Древо светлоплодовитое. древо благосеннолиственное!.. Найдет же такие слова! Даст же Господь такую способность!.. Кроме плавности и велеречия, сударь, нужно еще, чтобы каждая строчечка изукрашена была всячески, чтоб тут и цветы были, и молния, и ветер, и солнце, и все предметы мира видимого!..
Наше богослужение, в частности, — пасхальный канон, он описывает здесь и в других местах с изумительной красотою. Ему знакомо умиление молитвы, и он чудесно передает его в «Архиерее».
Слезы потекли до лицу архиерея. На душе было покойно. Все было благополучно, но он неподвижно глядел на левый клирос, где в вечерней мгле нельзя уже было узнать ни одного человека, и плакал. Слезы заблестели у него на лице, на бороде. Вот вблизи еще кто-то заплакал, потом дальше кто-то другой, потом еще и еще, и мало-помалу церковь наполнилась тихим плачем.
Вспомните цитированную мною выше («Погасшие замыслы Чехова», с. 105) выписку из «Драмы на охоте», о том настроении, какое Чехов испытывал в сельской церкви 27.
В сухоописательном, почти статистическом «Сахалине» он вырывает момент венчания каторжника и отмечает умиление и радость женщин при возложении священником венцов на головы каторжных жениха и невесты.
Когда же после венчания церковь опустела и запахло гарью от свечей, которые спешил тушить сторож, то стало грустно, — заканчивает он, на минуту срываясь со своего «ученого» тона и становясь знакомым нам художником Чеховым.
Как может быть только с верующим, одинокая могила вызывала в Чехове целый ряд поэтических настроений, прямо недопустимых в нерелигиозной душе.
В одинокой могиле в степи, — читаете вы, — есть что-то грустное, мечтательное и в высокой степени поэтическое. Слышно, как она молчит, и в этом молчании чувствуется присутствие души неизвестного человека, лежащего под крестом. Хорошо ли этой душе в степи? Не тоскует ли она в лунную ночь? А степь возле могилы кажется грустной, унылой и задумчивой, трава печальней, и кажется, что кузнецы кричат сдержанней. И нет того прохожего, который не помянул бы одинокой души и не оглядывался бы на могилу до тех пор, пока она останется далеко позади и не покроется мглою28.
Здесь нет жизни, — написал он в другом месте о кладбище, — нет и нет, но в каждом темном тополе, в каждой могиле чувствуется присутствие тайны, обещающей жизнь — тихую, прекрасную, вечную. От плит и увядших цветов вместе с осенним запахом листьев веет прощением, печалью и покоем29.
Чехов алкал веры сердцем, осуждая ее рассудком, и завидовал верующим. В «Палате № 6» перед вами один из таких «верующих». Правда, эта вера вложена в уста безумца, сидящего в сумасшедшем доме, но надо не забывать, что такое возвышенное безумие в глазах Чехова было выше прозаической рассудочности.
+++
● **Задание 1**
Перепишите без изменений строки данных, начиная со строки, где есть «tile-name-label: 潘紫依 (164, 211, 222, 229)», и заканчивая строкой, где есть «video-tile[interactable]: 陆轶文 (627, 145, 779, 231)», включая обе.
Фрагмент о Чехове и строки данных взяты из разных источников.
+++
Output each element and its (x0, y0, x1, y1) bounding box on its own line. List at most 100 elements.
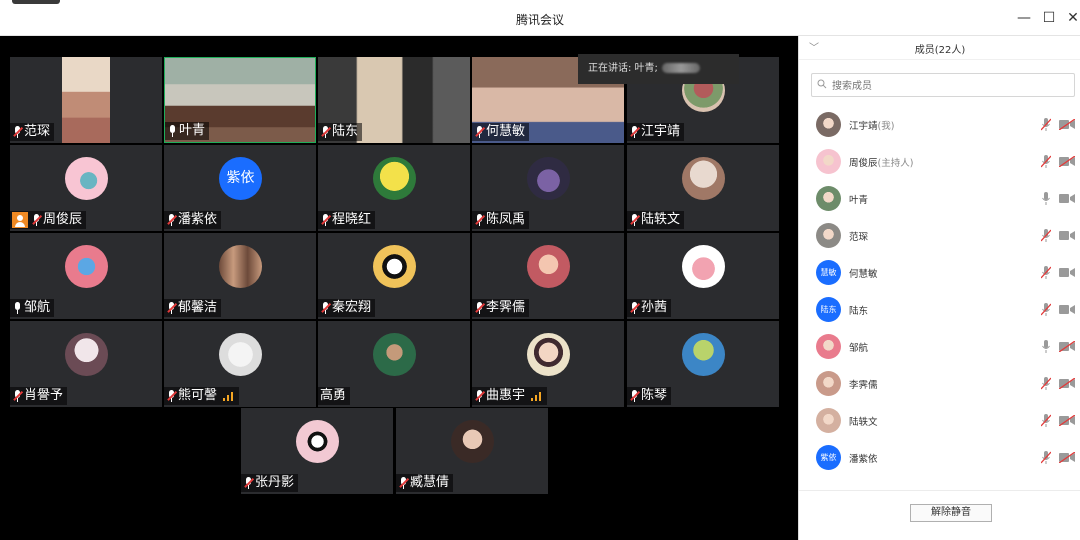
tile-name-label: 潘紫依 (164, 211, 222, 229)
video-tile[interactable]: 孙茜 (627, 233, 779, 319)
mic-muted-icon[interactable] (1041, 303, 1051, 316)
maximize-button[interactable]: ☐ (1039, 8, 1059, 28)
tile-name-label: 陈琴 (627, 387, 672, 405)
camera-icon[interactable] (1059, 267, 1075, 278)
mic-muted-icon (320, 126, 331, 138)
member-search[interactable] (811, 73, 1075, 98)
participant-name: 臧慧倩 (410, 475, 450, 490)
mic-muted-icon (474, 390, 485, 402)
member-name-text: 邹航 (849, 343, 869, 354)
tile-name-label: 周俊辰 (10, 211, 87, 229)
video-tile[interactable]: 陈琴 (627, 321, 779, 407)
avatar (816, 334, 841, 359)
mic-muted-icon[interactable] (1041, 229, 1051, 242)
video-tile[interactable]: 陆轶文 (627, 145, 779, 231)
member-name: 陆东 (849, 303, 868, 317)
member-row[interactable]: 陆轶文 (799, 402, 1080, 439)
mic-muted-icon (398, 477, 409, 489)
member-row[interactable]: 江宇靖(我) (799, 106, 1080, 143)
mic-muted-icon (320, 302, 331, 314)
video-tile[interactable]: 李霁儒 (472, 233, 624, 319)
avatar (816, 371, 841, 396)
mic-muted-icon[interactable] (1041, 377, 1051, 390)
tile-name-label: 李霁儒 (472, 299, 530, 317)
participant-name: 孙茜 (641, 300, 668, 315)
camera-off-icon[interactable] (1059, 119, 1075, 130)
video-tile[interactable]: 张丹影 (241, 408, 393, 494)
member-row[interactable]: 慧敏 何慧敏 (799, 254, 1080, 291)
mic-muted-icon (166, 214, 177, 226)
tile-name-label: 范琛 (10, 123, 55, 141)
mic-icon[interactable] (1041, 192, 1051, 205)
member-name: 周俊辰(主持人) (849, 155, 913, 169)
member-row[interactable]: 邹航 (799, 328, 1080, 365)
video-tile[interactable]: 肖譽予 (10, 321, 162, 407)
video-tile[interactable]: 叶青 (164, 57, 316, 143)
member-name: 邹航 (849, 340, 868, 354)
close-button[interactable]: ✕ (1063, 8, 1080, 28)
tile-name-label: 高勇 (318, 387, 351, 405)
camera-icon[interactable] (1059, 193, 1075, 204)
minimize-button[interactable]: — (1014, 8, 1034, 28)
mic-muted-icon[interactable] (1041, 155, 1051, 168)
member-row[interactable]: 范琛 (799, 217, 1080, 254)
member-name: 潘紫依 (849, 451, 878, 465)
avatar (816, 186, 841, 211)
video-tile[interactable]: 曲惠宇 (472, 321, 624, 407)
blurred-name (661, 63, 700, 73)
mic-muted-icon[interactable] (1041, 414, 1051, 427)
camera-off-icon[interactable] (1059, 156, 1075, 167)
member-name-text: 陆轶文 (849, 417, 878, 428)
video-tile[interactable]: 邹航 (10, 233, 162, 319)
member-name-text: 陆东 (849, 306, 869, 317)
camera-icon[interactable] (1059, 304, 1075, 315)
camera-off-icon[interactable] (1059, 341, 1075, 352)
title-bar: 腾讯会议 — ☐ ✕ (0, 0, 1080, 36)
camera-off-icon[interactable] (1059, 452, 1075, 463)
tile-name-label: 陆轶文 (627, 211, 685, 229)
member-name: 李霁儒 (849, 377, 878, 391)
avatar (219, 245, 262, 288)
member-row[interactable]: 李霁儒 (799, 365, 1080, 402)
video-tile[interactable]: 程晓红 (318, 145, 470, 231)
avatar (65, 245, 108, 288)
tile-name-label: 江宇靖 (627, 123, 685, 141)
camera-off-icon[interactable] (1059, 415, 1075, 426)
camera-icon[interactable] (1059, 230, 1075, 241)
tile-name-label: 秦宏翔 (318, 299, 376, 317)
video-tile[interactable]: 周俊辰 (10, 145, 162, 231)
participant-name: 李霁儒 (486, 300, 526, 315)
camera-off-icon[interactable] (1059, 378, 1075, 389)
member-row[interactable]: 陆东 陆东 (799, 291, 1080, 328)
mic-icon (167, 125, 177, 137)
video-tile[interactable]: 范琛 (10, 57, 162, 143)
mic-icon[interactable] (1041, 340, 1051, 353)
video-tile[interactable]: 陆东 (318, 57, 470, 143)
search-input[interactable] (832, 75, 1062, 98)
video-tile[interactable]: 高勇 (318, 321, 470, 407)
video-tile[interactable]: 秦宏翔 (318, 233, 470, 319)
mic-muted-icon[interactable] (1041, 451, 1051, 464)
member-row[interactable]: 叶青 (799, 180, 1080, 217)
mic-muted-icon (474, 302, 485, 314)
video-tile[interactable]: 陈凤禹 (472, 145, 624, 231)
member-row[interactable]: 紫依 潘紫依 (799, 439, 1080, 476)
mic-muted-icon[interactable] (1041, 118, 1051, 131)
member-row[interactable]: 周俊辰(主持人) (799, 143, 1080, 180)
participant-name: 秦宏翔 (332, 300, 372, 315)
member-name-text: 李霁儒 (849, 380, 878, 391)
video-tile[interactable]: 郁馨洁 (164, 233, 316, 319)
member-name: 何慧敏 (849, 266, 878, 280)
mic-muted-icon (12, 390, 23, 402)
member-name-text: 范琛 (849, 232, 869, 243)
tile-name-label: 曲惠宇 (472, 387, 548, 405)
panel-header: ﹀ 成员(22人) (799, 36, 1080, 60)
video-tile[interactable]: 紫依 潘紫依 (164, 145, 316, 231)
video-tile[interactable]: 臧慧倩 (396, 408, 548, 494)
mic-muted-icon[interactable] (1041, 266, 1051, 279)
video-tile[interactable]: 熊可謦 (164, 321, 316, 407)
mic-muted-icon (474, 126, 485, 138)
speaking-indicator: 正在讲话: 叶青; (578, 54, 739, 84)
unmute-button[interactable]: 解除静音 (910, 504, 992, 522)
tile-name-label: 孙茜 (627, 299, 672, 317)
+++
● **Задание 2**
В каком произведении Чехов, согласно фрагменту о Чехове, чудесно передает умиление молитвы?

● **Правильный ответ 1**
tile-name-label: 潘紫依 (164, 211, 222, 229)
video-tile[interactable]: 孙茜 (627, 233, 779, 319)
mic-muted-icon[interactable] (1041, 303, 1051, 316)
maximize-button[interactable]: ☐ (1039, 8, 1059, 28)
tile-name-label: 陈琴 (627, 387, 672, 405)
camera-icon[interactable] (1059, 267, 1075, 278)
mic-muted-icon (320, 126, 331, 138)
member-search[interactable] (811, 73, 1075, 98)
participant-name: 臧慧倩 (410, 475, 450, 490)
mic-muted-icon (474, 390, 485, 402)
member-name-text: 邹航 (849, 343, 869, 354)
tile-name-label: 周俊辰 (10, 211, 87, 229)
video-tile[interactable]: 陈琴 (627, 321, 779, 407)
avatar (816, 334, 841, 359)
mic-muted-icon[interactable] (1041, 229, 1051, 242)
video-tile[interactable]: 陆轶文 (627, 145, 779, 231)

● **Правильный ответ 2**
В «Архиерее».